Stored entries
══════════════════════════════
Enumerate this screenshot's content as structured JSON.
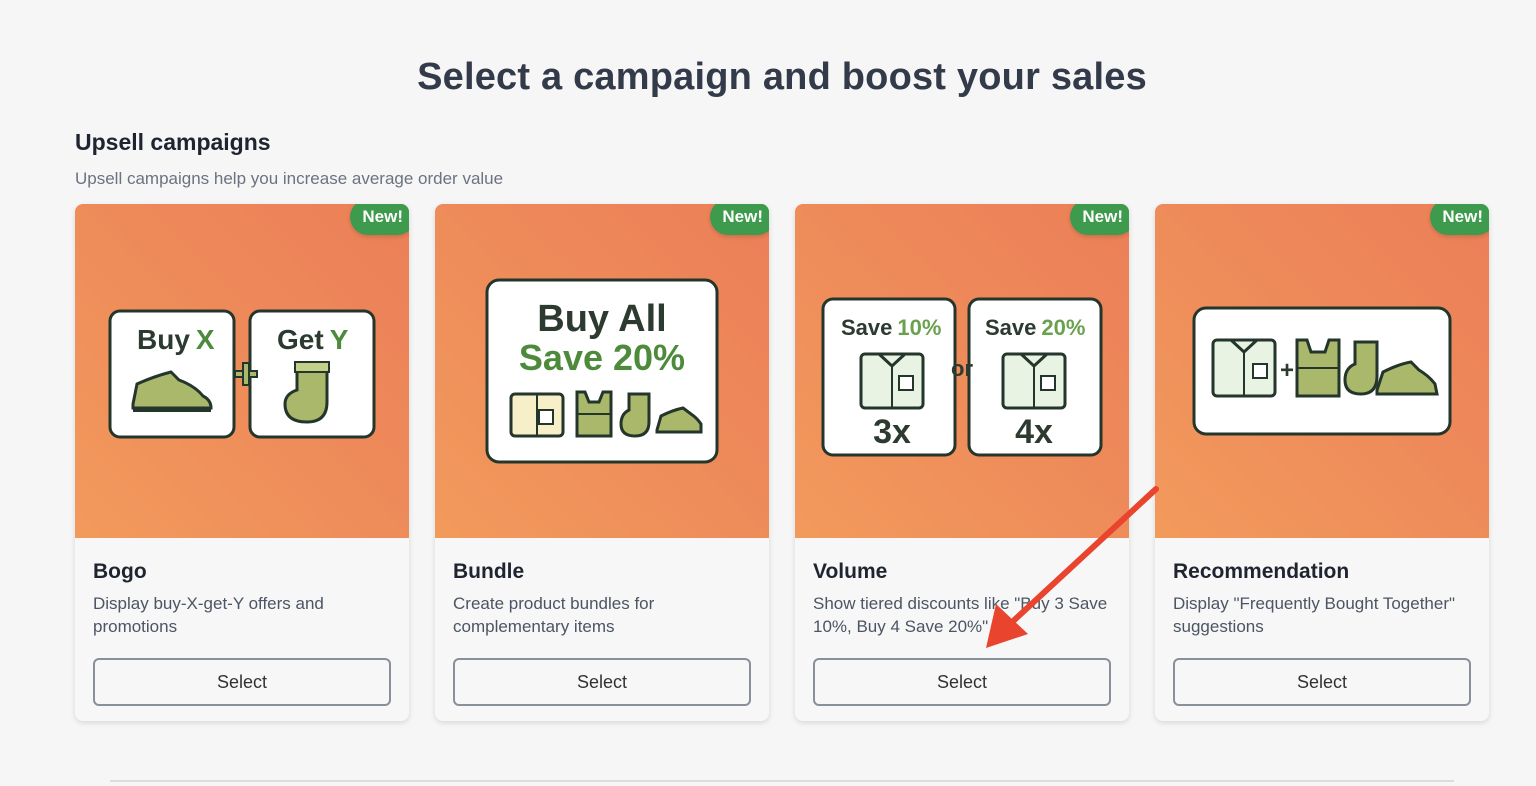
{
  "header": {
    "title": "Select a campaign and boost your sales"
  },
  "section": {
    "title": "Upsell campaigns",
    "description": "Upsell campaigns help you increase average order value"
  },
  "cards": [
    {
      "badge": "New!",
      "title": "Bogo",
      "description": "Display buy-X-get-Y offers and promotions",
      "button": "Select",
      "art": {
        "buy_word": "Buy",
        "buy_letter": "X",
        "get_word": "Get",
        "get_letter": "Y"
      }
    },
    {
      "badge": "New!",
      "title": "Bundle",
      "description": "Create product bundles for complementary items",
      "button": "Select",
      "art": {
        "line1": "Buy All",
        "line2": "Save 20%"
      }
    },
    {
      "badge": "New!",
      "title": "Volume",
      "description": "Show tiered discounts like \"Buy 3 Save 10%, Buy 4 Save 20%\"",
      "button": "Select",
      "art": {
        "left_save": "Save",
        "left_pct": "10%",
        "left_qty": "3x",
        "or": "or",
        "right_save": "Save",
        "right_pct": "20%",
        "right_qty": "4x"
      }
    },
    {
      "badge": "New!",
      "title": "Recommendation",
      "description": "Display \"Frequently Bought Together\" suggestions",
      "button": "Select",
      "art": {
        "plus": "+"
      }
    }
  ],
  "colors": {
    "hero": "#ee8a5a",
    "badge": "#3e9a4c",
    "accent_green": "#4e8a3c",
    "arrow": "#e8442e"
  }
}
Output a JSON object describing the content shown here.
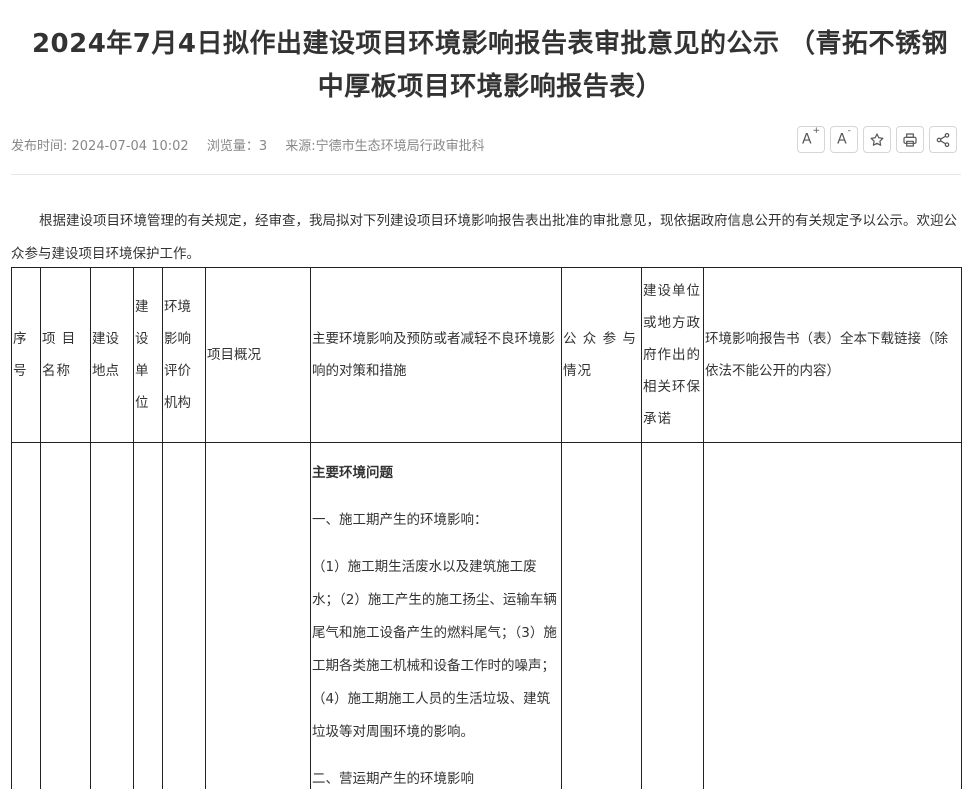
{
  "title": {
    "line1": "2024年7月4日拟作出建设项目环境影响报告表审批意见的公示 （青拓不锈钢",
    "line2": "中厚板项目环境影响报告表）"
  },
  "meta": {
    "publish_time": "发布时间: 2024-07-04 10:02",
    "views": "浏览量：3",
    "source": "来源:宁德市生态环境局行政审批科"
  },
  "tools": {
    "font_increase": "A",
    "font_decrease": "A",
    "font_increase_sup": "+",
    "font_decrease_sup": "-",
    "icons": [
      "font-increase-icon",
      "font-decrease-icon",
      "star-icon",
      "printer-icon",
      "share-icon"
    ]
  },
  "intro": "根据建设项目环境管理的有关规定，经审查，我局拟对下列建设项目环境影响报告表出批准的审批意见，现依据政府信息公开的有关规定予以公示。欢迎公众参与建设项目环境保护工作。",
  "table": {
    "headers": [
      "序号",
      "项 目 名称",
      "建设地点",
      "建设单位",
      "环境影响评价机构",
      "项目概况",
      "主要环境影响及预防或者减轻不良环境影响的对策和措施",
      "公 众 参 与 情况",
      "建设单位或地方政府作出的相关环保承诺",
      "环境影响报告书（表）全本下载链接（除依法不能公开的内容）"
    ],
    "measures": {
      "heading": "主要环境问题",
      "section1": "一、施工期产生的环境影响：",
      "paragraph1": "（1）施工期生活废水以及建筑施工废水；（2）施工产生的施工扬尘、运输车辆尾气和施工设备产生的燃料尾气；（3）施工期各类施工机械和设备工作时的噪声；（4）施工期施工人员的生活垃圾、建筑垃圾等对周围环境的影响。",
      "section2": "二、营运期产生的环境影响"
    }
  }
}
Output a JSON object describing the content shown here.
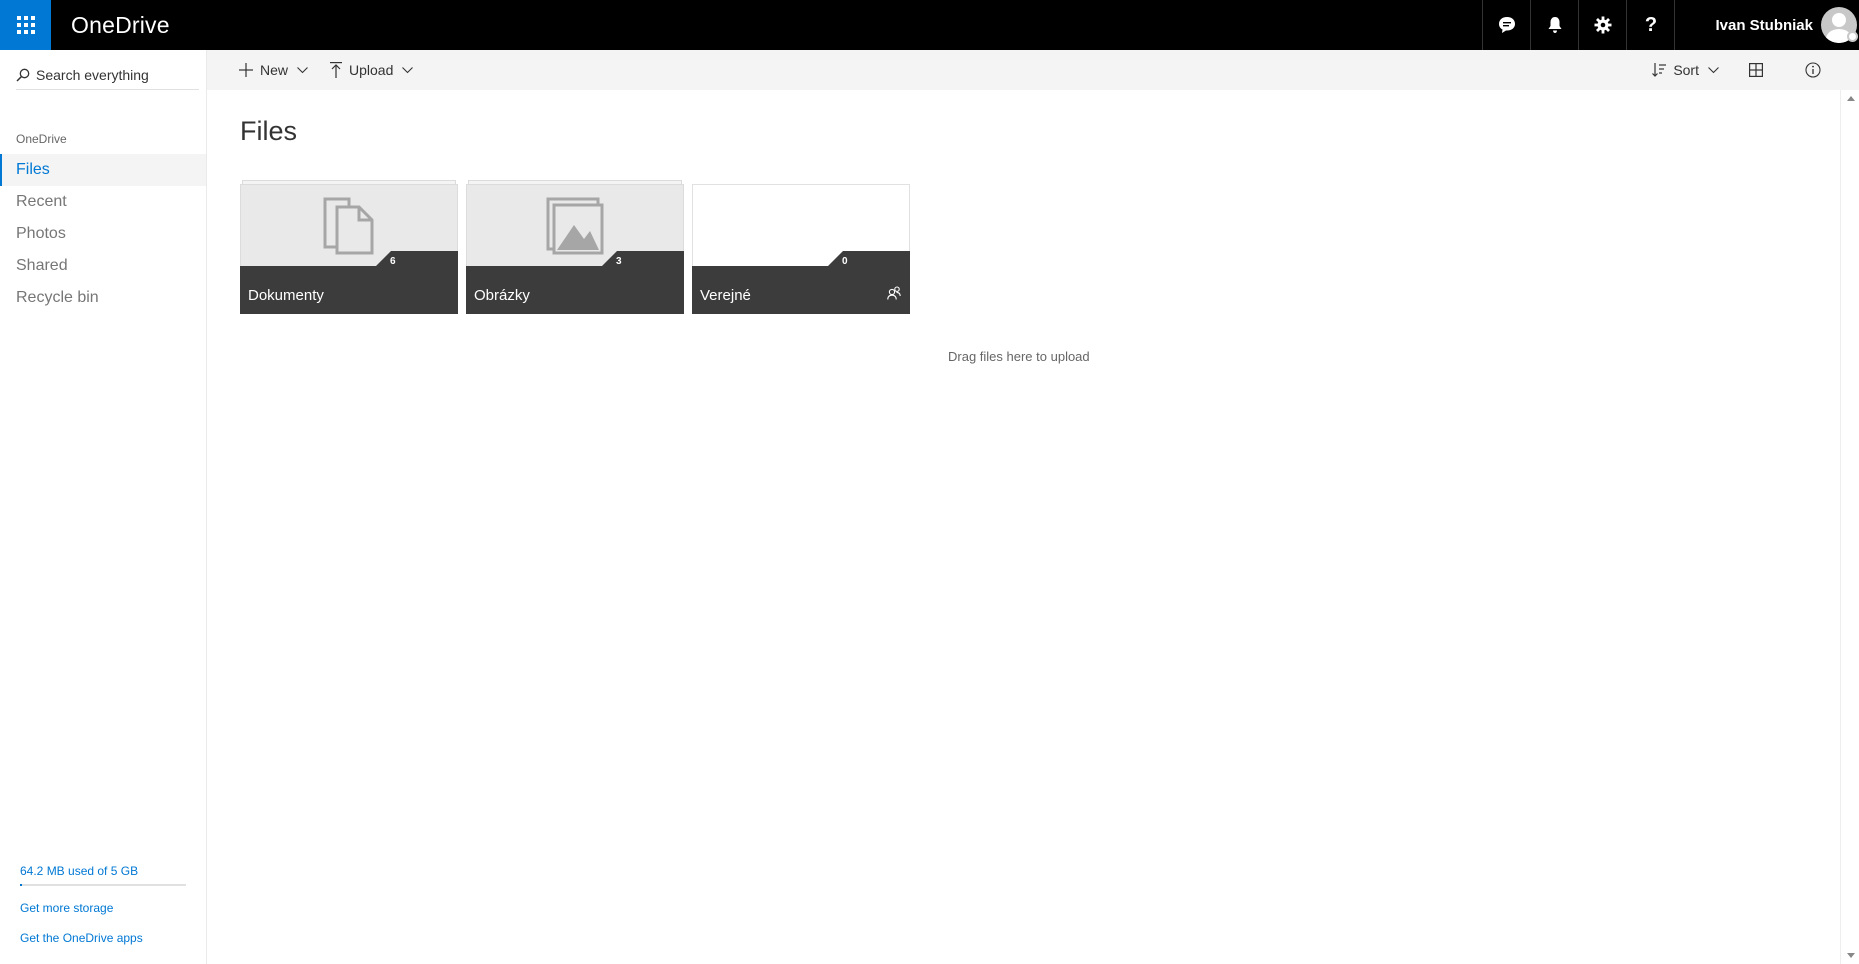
{
  "app": {
    "title": "OneDrive",
    "accent": "#0078d4"
  },
  "topbar": {
    "icons": [
      "feedback-icon",
      "bell-icon",
      "gear-icon",
      "help-icon"
    ],
    "help_glyph": "?",
    "user_name": "Ivan Stubniak"
  },
  "sidebar": {
    "search_placeholder": "Search everything",
    "heading": "OneDrive",
    "items": [
      {
        "label": "Files",
        "active": true
      },
      {
        "label": "Recent",
        "active": false
      },
      {
        "label": "Photos",
        "active": false
      },
      {
        "label": "Shared",
        "active": false
      },
      {
        "label": "Recycle bin",
        "active": false
      }
    ],
    "storage_text": "64.2 MB used of 5 GB",
    "storage_fraction": 0.0125,
    "links": [
      "Get more storage",
      "Get the OneDrive apps"
    ]
  },
  "commandbar": {
    "new_label": "New",
    "upload_label": "Upload",
    "sort_label": "Sort"
  },
  "main": {
    "title": "Files",
    "folders": [
      {
        "name": "Dokumenty",
        "count": "6",
        "icon": "documents-icon"
      },
      {
        "name": "Obrázky",
        "count": "3",
        "icon": "pictures-icon"
      },
      {
        "name": "Verejné",
        "count": "0",
        "icon": "shared-people-icon"
      }
    ],
    "drag_hint": "Drag files here to upload"
  }
}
══════════════════════════════
STATED EXERCISE: Of all the lines in the entries, how many contain the word "Upsell"? Give only the number.

OUTPUT FOR THIS EXERCISE: 2